— Start —

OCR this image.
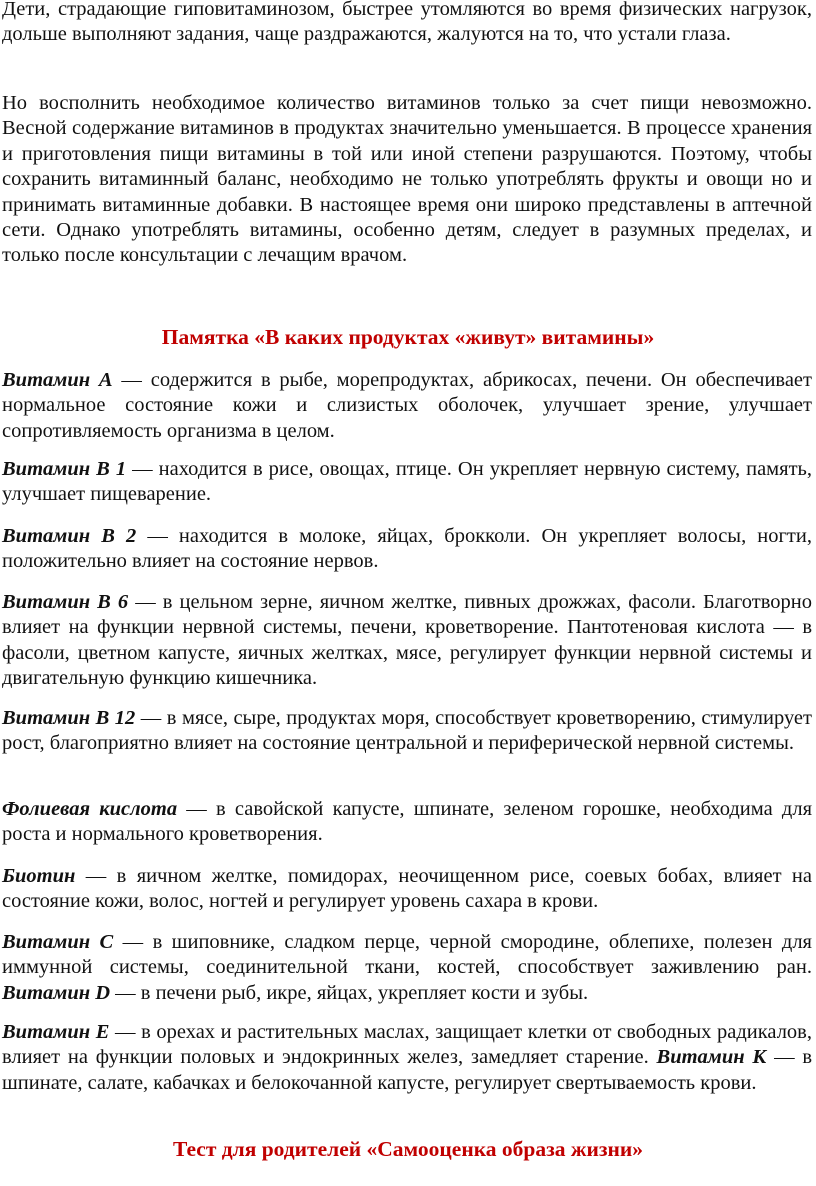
Дети, страдающие гиповитаминозом, быстрее утомляются во время физических нагрузок, дольше выполняют задания, чаще раздражаются, жалуются на то, что устали глаза.

Но восполнить необходимое количество витаминов только за счет пищи невозможно. Весной содержание витаминов в продуктах значительно уменьшается. В процессе хранения и приготовления пищи витамины в той или иной степени разрушаются. Поэтому, чтобы сохранить витаминный баланс, необходимо не только употреблять фрукты и овощи но и принимать витаминные добавки. В настоящее время они широко представлены в аптечной сети. Однако употреблять витамины, особенно детям, следует в разумных пределах, и только после консультации с лечащим врачом.

Памятка «В каких продуктах «живут» витамины»

Витамин А — содержится в рыбе, морепродуктах, абрикосах, печени. Он обеспечивает нормальное состояние кожи и слизистых оболочек, улучшает зрение, улучшает сопротивляемость организма в целом.

Витамин В 1 — находится в рисе, овощах, птице. Он укрепляет нервную систему, память, улучшает пищеварение.

Витамин В 2 — находится в молоке, яйцах, брокколи. Он укрепляет волосы, ногти, положительно влияет на состояние нервов.

Витамин В 6 — в цельном зерне, яичном желтке, пивных дрожжах, фасоли. Благотворно влияет на функции нервной системы, печени, кроветворение. Пантотеновая кислота — в фасоли, цветном капусте, яичных желтках, мясе, регулирует функции нервной системы и двигательную функцию кишечника.

Витамин В 12 — в мясе, сыре, продуктах моря, способствует кроветворению, стимулирует рост, благоприятно влияет на состояние центральной и периферической нервной системы.

Фолиевая кислота — в савойской капусте, шпинате, зеленом горошке, необходима для роста и нормального кроветворения.

Биотин — в яичном желтке, помидорах, неочищенном рисе, соевых бобах, влияет на состояние кожи, волос, ногтей и регулирует уровень сахара в крови.

Витамин С — в шиповнике, сладком перце, черной смородине, облепихе, полезен для иммунной системы, соединительной ткани, костей, способствует заживлению ран. Витамин D — в печени рыб, икре, яйцах, укрепляет кости и зубы.

Витамин Е — в орехах и растительных маслах, защищает клетки от свободных радикалов, влияет на функции половых и эндокринных желез, замедляет старение. Витамин К — в шпинате, салате, кабачках и белокочанной капусте, регулирует свертываемость крови.

Тест для родителей «Самооценка образа жизни»
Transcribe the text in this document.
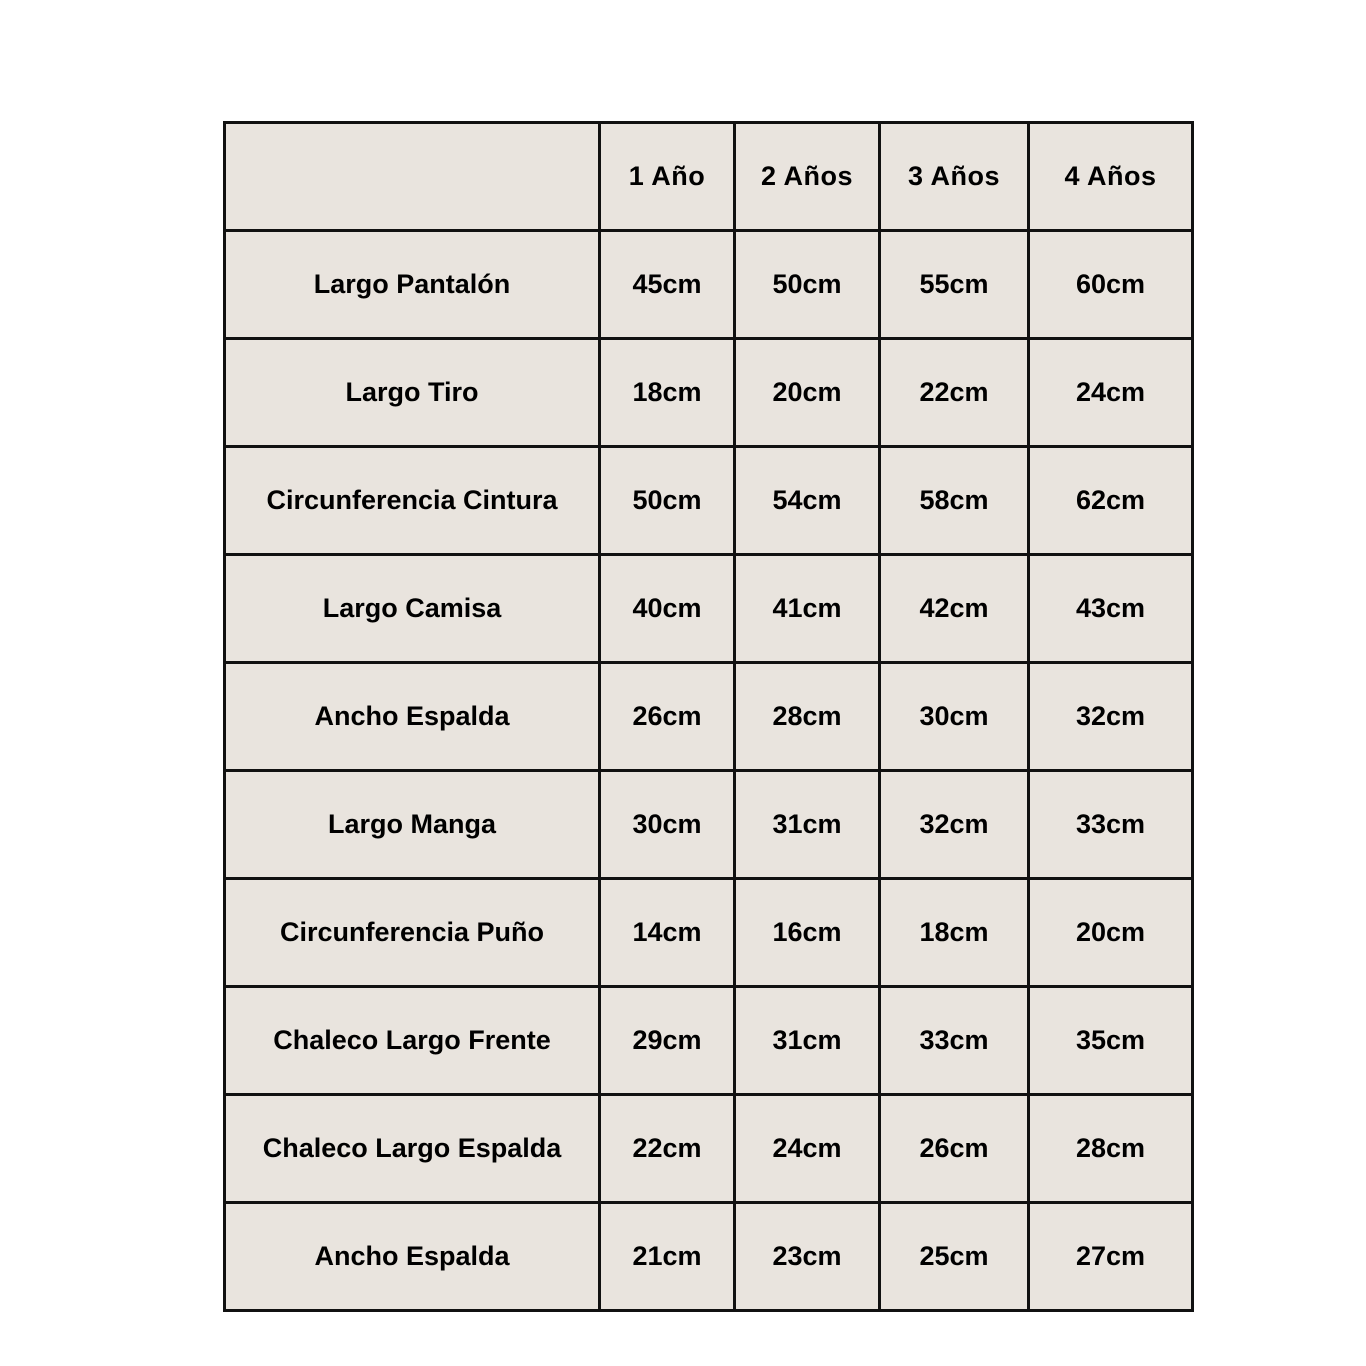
	1 Año	2 Años	3 Años	4 Años
Largo Pantalón	45cm	50cm	55cm	60cm
Largo Tiro	18cm	20cm	22cm	24cm
Circunferencia Cintura	50cm	54cm	58cm	62cm
Largo Camisa	40cm	41cm	42cm	43cm
Ancho Espalda	26cm	28cm	30cm	32cm
Largo Manga	30cm	31cm	32cm	33cm
Circunferencia Puño	14cm	16cm	18cm	20cm
Chaleco Largo Frente	29cm	31cm	33cm	35cm
Chaleco Largo Espalda	22cm	24cm	26cm	28cm
Ancho Espalda	21cm	23cm	25cm	27cm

— End —

What to do:
Quote every record above exactly, leaving out the pictures.

Output below:
OCR this image.
Дети, страдающие гиповитаминозом, быстрее утомляются во время физических нагрузок, дольше выполняют задания, чаще раздражаются, жалуются на то, что устали глаза.

Но восполнить необходимое количество витаминов только за счет пищи невозможно. Весной содержание витаминов в продуктах значительно уменьшается. В процессе хранения и приготовления пищи витамины в той или иной степени разрушаются. Поэтому, чтобы сохранить витаминный баланс, необходимо не только употреблять фрукты и овощи но и принимать витаминные добавки. В настоящее время они широко представлены в аптечной сети. Однако употреблять витамины, особенно детям, следует в разумных пределах, и только после консультации с лечащим врачом.

Памятка «В каких продуктах «живут» витамины»

Витамин А — содержится в рыбе, морепродуктах, абрикосах, печени. Он обеспечивает нормальное состояние кожи и слизистых оболочек, улучшает зрение, улучшает сопротивляемость организма в целом.

Витамин В 1 — находится в рисе, овощах, птице. Он укрепляет нервную систему, память, улучшает пищеварение.

Витамин В 2 — находится в молоке, яйцах, брокколи. Он укрепляет волосы, ногти, положительно влияет на состояние нервов.

Витамин В 6 — в цельном зерне, яичном желтке, пивных дрожжах, фасоли. Благотворно влияет на функции нервной системы, печени, кроветворение. Пантотеновая кислота — в фасоли, цветном капусте, яичных желтках, мясе, регулирует функции нервной системы и двигательную функцию кишечника.

Витамин В 12 — в мясе, сыре, продуктах моря, способствует кроветворению, стимулирует рост, благоприятно влияет на состояние центральной и периферической нервной системы.

Фолиевая кислота — в савойской капусте, шпинате, зеленом горошке, необходима для роста и нормального кроветворения.

Биотин — в яичном желтке, помидорах, неочищенном рисе, соевых бобах, влияет на состояние кожи, волос, ногтей и регулирует уровень сахара в крови.

Витамин С — в шиповнике, сладком перце, черной смородине, облепихе, полезен для иммунной системы, соединительной ткани, костей, способствует заживлению ран. Витамин D — в печени рыб, икре, яйцах, укрепляет кости и зубы.

Витамин Е — в орехах и растительных маслах, защищает клетки от свободных радикалов, влияет на функции половых и эндокринных желез, замедляет старение. Витамин К — в шпинате, салате, кабачках и белокочанной капусте, регулирует свертываемость крови.

Тест для родителей «Самооценка образа жизни»
Transcribe the text in this document.
	1 Año	2 Años	3 Años	4 Años
Largo Pantalón	45cm	50cm	55cm	60cm
Largo Tiro	18cm	20cm	22cm	24cm
Circunferencia Cintura	50cm	54cm	58cm	62cm
Largo Camisa	40cm	41cm	42cm	43cm
Ancho Espalda	26cm	28cm	30cm	32cm
Largo Manga	30cm	31cm	32cm	33cm
Circunferencia Puño	14cm	16cm	18cm	20cm
Chaleco Largo Frente	29cm	31cm	33cm	35cm
Chaleco Largo Espalda	22cm	24cm	26cm	28cm
Ancho Espalda	21cm	23cm	25cm	27cm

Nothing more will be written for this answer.